_Excerpted data_
■ ■ ■ ■ ■ ■ ■

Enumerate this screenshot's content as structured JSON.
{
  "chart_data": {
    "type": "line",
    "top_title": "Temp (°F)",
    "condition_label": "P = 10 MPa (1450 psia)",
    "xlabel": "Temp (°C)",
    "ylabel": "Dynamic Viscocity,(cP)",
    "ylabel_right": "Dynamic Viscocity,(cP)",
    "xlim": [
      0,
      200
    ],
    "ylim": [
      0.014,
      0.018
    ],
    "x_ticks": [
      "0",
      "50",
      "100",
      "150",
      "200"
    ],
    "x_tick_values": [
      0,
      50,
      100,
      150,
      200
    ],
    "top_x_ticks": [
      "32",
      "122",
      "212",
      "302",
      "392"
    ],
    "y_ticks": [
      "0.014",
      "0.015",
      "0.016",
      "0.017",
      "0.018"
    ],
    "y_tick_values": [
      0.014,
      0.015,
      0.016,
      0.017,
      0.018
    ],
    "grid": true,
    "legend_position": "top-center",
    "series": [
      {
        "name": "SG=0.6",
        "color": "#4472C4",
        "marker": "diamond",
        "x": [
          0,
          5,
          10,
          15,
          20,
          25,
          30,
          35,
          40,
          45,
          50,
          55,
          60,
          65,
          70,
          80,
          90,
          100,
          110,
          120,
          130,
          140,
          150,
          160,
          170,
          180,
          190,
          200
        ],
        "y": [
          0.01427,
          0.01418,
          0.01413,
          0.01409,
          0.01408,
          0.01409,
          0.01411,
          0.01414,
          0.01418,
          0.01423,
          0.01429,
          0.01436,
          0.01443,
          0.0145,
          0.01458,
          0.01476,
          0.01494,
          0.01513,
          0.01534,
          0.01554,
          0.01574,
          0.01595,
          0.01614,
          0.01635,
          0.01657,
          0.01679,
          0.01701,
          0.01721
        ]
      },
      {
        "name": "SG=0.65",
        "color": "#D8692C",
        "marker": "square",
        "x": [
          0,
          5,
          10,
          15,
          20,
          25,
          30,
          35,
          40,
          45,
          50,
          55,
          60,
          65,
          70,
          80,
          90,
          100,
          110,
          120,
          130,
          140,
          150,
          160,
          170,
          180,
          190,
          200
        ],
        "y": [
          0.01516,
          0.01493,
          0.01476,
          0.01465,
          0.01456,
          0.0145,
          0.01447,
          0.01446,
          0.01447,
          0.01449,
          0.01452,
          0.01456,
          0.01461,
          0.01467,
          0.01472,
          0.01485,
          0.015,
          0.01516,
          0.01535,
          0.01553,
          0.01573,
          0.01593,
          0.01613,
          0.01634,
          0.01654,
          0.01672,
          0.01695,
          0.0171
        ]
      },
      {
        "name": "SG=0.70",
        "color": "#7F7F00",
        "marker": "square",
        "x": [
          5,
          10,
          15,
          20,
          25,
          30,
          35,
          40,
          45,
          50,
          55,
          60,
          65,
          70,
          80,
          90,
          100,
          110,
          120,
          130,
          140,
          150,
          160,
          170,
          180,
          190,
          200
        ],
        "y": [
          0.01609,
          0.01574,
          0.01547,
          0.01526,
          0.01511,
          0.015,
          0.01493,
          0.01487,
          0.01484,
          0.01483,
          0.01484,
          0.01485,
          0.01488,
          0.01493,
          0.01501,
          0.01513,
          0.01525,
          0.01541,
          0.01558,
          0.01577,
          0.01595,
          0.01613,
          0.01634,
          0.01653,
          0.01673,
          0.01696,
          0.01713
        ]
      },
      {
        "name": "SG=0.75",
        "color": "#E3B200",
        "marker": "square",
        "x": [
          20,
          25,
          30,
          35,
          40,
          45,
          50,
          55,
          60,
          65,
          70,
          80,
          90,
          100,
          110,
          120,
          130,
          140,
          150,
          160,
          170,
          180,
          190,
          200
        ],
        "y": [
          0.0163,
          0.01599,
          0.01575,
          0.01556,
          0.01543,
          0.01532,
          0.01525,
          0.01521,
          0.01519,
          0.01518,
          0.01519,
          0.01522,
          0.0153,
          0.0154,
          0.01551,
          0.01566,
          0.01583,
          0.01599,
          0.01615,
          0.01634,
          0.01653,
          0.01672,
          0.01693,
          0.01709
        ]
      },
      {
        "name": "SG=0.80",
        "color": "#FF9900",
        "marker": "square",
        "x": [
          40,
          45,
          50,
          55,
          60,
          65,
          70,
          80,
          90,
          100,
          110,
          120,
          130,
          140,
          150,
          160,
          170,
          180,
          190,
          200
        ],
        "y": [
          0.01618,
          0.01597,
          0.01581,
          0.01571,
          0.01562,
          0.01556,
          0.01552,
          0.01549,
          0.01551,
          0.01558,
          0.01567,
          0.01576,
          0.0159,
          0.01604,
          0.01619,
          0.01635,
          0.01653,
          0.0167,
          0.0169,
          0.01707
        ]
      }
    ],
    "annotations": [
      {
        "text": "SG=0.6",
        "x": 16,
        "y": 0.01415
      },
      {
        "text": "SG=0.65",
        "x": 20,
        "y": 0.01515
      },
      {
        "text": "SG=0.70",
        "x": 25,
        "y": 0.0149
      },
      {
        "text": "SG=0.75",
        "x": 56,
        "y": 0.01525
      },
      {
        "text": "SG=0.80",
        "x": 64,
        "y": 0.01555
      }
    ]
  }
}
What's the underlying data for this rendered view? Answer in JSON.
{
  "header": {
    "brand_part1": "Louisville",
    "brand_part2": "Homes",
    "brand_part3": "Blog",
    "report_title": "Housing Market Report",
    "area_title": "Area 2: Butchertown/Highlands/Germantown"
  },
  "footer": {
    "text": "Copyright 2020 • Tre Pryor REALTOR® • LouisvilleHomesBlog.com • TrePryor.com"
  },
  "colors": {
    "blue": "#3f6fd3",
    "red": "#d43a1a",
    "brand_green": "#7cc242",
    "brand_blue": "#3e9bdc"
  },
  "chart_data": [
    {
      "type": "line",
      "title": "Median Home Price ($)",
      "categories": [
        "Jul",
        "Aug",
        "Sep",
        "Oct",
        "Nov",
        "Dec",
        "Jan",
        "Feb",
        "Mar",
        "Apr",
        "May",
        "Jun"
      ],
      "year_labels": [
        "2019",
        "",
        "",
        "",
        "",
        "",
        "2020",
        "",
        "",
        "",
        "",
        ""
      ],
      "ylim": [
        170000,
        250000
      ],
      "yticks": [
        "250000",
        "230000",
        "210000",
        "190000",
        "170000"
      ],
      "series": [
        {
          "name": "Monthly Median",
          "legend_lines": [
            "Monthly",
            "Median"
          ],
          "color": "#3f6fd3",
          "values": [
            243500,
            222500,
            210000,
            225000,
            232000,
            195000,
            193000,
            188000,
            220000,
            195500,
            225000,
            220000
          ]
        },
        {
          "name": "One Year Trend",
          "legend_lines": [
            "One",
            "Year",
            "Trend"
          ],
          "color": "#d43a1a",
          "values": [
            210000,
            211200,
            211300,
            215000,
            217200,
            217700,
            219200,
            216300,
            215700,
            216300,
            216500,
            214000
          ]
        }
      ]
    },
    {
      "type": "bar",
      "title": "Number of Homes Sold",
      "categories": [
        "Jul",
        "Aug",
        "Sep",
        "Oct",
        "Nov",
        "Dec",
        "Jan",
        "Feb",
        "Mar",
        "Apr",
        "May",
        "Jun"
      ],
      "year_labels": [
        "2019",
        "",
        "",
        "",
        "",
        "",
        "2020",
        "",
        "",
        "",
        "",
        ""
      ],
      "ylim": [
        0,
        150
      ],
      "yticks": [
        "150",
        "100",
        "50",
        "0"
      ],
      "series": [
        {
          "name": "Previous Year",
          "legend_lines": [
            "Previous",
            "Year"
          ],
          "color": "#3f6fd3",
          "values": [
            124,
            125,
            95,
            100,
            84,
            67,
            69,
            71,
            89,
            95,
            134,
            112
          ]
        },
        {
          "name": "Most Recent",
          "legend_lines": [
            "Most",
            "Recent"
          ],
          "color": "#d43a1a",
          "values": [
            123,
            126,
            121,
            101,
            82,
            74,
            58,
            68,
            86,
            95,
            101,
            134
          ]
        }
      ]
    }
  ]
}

■ ■ ■ ■ ■ ■ ■

_Request_
Your answer should be a single number: how many lines of the material contain the word "this".

_Answer to the problem_
2